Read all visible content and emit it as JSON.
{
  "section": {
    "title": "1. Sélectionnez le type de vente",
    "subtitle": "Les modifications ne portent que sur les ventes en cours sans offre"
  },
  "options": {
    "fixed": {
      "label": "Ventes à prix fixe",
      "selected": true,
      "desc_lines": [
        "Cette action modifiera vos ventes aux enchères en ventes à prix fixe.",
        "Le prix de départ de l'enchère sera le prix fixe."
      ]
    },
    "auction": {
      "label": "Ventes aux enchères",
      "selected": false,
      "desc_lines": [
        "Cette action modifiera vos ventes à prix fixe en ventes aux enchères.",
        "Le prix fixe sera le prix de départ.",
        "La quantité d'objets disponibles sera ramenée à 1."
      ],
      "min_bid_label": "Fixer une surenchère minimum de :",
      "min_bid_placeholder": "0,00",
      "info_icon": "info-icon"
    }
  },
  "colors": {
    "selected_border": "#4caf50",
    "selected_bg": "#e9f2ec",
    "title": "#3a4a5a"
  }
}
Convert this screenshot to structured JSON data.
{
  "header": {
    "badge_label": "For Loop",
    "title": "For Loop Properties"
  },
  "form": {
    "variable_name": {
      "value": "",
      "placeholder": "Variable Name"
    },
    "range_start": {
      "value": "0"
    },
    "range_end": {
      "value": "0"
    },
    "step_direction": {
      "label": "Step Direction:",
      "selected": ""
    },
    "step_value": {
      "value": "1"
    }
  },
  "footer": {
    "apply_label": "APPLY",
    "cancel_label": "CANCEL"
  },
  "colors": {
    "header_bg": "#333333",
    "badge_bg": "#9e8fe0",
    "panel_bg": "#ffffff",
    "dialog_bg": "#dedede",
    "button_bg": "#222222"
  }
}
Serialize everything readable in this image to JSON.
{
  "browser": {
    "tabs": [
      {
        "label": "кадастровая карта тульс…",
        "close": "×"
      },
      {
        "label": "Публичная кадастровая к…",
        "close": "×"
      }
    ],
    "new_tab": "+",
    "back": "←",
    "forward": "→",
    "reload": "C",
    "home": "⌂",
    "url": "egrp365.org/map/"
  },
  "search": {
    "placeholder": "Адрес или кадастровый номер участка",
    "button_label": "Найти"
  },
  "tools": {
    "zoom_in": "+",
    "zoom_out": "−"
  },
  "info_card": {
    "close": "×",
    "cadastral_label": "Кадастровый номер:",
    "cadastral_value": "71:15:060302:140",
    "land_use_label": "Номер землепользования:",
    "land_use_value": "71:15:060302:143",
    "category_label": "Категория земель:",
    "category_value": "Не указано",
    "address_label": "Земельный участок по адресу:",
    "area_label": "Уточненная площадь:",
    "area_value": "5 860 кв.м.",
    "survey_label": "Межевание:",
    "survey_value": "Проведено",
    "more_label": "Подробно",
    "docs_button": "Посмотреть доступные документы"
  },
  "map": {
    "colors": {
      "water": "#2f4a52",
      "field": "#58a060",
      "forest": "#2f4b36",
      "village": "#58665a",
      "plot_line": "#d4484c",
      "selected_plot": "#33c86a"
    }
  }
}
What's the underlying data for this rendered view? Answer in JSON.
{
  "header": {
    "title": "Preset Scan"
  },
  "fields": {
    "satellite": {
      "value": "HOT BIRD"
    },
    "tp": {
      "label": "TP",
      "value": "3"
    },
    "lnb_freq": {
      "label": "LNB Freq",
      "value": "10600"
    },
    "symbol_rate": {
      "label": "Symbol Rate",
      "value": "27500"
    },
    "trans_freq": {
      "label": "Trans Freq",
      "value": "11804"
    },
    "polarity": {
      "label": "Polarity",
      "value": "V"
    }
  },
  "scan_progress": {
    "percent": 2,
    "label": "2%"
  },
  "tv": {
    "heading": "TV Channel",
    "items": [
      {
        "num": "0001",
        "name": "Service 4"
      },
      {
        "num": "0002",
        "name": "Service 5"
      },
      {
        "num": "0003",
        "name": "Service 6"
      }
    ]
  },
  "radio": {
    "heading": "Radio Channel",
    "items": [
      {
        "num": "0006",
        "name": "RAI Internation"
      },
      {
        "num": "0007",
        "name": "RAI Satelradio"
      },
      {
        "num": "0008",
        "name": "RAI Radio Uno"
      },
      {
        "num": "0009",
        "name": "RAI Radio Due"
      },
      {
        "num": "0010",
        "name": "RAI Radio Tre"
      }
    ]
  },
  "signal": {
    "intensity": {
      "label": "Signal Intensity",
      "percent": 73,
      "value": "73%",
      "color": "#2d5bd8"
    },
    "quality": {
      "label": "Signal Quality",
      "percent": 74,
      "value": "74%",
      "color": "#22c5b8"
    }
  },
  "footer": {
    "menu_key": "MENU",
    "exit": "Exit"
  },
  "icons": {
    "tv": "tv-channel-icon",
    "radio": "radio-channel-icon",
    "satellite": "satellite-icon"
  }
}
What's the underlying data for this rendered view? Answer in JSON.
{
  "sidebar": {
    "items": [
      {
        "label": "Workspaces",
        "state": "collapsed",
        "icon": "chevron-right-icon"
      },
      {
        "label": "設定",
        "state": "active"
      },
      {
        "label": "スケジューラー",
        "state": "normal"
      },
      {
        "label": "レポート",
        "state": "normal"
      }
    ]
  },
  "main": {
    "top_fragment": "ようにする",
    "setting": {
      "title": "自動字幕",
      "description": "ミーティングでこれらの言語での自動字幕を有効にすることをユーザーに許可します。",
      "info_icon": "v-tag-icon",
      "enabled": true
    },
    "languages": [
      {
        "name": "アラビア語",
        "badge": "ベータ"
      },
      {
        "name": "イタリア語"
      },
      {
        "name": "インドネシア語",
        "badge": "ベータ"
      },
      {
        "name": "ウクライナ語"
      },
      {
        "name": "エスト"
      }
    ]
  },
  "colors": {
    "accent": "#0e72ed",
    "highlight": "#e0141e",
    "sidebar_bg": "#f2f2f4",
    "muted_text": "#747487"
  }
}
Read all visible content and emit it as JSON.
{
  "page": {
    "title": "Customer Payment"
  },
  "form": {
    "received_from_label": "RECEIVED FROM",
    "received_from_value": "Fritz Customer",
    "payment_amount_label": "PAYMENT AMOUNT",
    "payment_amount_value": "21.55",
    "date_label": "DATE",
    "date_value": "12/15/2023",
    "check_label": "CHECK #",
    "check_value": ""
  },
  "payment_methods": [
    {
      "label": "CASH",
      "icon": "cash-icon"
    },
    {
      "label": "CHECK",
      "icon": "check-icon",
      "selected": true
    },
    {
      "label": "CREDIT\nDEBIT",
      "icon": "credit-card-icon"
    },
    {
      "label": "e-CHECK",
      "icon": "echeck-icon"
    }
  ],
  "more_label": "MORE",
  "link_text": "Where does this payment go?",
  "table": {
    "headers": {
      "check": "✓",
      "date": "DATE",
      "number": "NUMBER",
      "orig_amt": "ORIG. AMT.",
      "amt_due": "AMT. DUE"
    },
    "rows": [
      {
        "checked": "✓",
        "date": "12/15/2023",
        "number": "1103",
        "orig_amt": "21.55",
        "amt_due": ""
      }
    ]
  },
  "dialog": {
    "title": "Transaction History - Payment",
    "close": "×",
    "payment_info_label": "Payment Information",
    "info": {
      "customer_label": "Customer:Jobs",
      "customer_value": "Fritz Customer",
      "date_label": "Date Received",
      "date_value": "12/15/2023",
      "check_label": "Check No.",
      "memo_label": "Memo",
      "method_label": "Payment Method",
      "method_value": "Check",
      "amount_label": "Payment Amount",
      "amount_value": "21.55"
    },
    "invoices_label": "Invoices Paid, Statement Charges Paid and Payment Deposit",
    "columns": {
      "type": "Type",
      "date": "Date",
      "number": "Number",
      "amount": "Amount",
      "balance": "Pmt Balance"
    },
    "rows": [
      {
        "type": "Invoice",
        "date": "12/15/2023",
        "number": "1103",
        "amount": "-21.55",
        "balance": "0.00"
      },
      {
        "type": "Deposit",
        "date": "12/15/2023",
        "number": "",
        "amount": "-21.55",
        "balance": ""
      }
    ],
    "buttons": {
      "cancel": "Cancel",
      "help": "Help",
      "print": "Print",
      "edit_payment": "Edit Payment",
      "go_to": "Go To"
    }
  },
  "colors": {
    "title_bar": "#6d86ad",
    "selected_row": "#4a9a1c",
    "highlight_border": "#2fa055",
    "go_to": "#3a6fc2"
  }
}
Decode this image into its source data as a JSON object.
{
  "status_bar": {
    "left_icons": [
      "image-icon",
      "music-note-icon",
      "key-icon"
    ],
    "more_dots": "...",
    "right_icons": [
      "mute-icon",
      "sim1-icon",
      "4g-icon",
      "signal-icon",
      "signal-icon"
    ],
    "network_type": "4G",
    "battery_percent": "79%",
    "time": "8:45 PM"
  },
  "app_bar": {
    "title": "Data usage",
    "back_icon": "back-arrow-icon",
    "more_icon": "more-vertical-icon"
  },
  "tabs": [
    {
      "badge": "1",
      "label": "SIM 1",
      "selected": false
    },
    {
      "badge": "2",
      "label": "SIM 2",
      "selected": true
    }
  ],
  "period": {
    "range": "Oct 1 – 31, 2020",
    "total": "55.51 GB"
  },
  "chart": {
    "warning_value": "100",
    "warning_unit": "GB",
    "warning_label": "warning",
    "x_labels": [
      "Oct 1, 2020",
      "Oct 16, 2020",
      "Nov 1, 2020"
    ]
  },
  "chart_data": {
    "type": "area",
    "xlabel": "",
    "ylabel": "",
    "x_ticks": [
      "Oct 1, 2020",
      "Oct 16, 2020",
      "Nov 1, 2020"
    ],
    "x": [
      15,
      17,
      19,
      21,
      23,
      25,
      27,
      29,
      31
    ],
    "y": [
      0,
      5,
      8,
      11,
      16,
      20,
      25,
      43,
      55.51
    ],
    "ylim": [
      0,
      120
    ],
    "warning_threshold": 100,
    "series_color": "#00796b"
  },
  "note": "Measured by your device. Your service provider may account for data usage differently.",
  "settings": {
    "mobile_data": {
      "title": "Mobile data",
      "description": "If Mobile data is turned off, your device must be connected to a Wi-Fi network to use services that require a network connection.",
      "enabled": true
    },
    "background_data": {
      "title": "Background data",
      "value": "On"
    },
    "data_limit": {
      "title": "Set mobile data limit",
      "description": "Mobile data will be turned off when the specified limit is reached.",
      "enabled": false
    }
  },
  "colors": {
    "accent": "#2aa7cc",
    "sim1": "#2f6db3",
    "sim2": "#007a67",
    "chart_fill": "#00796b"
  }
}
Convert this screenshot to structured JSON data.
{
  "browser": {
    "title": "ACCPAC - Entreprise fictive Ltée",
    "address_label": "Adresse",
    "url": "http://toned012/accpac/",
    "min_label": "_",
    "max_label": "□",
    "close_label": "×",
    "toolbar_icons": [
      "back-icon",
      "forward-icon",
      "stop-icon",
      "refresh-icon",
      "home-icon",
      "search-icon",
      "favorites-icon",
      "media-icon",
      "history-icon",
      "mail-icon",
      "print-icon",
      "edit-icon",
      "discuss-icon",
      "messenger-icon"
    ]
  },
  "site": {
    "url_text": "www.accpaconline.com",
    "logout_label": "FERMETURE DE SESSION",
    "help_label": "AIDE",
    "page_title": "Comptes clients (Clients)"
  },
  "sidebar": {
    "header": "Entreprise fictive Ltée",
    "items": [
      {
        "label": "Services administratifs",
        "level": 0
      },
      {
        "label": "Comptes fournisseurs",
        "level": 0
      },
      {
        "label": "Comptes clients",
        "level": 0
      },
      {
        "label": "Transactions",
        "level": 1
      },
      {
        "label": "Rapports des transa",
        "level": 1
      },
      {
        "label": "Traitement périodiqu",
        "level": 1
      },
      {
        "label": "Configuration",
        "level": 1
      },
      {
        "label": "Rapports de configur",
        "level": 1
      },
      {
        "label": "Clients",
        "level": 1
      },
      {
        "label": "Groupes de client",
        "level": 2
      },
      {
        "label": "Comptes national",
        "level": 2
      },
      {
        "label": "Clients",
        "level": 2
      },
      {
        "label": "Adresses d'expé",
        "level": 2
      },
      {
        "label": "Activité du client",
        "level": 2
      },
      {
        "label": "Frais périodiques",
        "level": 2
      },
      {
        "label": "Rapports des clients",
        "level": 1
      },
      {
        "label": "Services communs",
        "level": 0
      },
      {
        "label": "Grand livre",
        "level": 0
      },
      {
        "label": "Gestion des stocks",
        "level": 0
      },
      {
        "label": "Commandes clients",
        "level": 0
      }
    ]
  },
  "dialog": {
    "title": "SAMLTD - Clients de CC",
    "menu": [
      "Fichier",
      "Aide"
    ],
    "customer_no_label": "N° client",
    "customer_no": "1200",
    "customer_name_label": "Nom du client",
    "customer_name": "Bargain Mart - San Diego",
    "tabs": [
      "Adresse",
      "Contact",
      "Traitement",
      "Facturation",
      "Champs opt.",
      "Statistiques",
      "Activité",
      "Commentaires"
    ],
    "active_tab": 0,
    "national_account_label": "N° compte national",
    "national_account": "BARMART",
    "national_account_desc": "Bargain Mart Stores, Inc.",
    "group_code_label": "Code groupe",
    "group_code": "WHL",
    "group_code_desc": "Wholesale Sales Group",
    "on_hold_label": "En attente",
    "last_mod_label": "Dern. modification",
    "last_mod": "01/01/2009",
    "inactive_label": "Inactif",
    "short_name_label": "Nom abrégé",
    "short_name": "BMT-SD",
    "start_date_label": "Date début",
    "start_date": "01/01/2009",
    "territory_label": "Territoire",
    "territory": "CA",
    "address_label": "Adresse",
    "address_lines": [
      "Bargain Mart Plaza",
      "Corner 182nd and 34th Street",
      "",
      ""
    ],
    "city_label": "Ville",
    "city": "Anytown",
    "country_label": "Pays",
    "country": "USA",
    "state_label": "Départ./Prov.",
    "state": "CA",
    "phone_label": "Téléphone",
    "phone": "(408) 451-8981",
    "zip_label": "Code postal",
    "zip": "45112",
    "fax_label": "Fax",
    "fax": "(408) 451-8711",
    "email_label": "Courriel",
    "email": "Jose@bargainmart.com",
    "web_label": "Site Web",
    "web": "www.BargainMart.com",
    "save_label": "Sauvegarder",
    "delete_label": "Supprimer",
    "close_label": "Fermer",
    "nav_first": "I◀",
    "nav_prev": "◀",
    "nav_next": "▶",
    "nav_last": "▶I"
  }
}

Exercise directions => From the data above, work out how many lines hold "image". Answer with the number alone.

Exercise output => 3